> **WRITTEN REQUEST**
Of the lines in the entries below, state how many hold the word "Herstellung". Say nothing else.

> **Records from a data collection**
* start *
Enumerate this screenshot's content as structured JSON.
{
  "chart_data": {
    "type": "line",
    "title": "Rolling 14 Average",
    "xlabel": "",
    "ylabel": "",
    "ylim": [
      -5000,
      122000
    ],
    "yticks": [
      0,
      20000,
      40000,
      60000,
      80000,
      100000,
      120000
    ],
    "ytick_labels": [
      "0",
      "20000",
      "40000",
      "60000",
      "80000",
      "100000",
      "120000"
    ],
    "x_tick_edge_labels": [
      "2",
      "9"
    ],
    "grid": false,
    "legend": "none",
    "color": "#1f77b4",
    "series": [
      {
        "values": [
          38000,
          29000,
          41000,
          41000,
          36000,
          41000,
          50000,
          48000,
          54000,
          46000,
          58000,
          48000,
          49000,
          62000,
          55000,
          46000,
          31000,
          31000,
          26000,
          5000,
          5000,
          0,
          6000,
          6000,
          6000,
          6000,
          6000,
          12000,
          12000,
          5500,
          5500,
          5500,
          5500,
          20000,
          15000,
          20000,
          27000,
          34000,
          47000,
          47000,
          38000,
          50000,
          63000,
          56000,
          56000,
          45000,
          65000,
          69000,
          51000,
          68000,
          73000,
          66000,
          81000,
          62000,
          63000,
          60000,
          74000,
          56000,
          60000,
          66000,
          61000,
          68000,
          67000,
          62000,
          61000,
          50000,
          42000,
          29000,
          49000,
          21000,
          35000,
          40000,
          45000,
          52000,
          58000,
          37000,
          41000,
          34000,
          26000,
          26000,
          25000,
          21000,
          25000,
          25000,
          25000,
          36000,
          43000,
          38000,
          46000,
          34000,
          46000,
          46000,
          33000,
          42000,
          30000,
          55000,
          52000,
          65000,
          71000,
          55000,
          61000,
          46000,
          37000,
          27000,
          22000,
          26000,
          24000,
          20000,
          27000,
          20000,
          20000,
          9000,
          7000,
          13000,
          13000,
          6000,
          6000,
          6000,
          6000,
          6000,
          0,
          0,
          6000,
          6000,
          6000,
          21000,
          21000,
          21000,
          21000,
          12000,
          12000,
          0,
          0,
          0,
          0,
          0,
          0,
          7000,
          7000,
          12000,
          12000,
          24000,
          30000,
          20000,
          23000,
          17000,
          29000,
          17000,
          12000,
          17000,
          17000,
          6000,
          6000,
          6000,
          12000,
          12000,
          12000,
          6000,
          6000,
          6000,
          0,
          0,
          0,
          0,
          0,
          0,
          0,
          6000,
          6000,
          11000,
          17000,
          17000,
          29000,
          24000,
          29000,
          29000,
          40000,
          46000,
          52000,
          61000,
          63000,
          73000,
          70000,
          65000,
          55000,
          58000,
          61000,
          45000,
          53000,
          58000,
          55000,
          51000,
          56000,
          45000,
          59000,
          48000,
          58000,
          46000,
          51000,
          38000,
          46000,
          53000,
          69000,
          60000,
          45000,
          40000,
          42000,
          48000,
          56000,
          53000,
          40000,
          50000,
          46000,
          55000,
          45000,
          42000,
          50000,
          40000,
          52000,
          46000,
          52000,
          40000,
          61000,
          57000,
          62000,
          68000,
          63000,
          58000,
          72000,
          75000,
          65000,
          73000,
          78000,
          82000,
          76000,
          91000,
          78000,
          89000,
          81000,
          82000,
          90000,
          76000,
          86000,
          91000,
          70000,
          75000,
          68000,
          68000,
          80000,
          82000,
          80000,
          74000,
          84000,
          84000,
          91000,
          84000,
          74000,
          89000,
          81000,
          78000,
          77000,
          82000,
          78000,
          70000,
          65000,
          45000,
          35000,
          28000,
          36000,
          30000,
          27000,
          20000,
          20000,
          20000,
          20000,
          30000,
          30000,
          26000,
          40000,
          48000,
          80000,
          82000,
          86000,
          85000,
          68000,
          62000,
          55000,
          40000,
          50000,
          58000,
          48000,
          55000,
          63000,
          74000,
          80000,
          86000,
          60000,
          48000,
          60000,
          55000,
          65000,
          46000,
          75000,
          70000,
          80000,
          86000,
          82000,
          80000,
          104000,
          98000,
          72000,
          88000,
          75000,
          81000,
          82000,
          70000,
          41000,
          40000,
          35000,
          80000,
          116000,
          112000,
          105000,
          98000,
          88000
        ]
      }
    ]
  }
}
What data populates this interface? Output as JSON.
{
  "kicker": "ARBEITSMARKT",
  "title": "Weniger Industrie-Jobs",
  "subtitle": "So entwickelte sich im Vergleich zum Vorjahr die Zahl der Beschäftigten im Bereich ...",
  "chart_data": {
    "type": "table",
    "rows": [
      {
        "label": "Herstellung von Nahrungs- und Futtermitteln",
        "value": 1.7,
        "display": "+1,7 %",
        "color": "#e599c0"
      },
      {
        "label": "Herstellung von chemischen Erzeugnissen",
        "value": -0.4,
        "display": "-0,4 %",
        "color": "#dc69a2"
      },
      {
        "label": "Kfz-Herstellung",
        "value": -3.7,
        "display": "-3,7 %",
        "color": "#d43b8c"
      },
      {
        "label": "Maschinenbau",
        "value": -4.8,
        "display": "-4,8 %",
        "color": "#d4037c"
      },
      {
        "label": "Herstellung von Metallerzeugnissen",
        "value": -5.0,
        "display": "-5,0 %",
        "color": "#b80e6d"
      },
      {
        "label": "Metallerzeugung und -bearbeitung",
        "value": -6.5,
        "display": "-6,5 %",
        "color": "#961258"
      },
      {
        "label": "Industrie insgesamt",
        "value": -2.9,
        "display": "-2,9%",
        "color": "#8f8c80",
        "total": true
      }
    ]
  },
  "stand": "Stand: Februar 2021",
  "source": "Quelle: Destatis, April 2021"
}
* end *
> **WRITTEN ANSWER**
4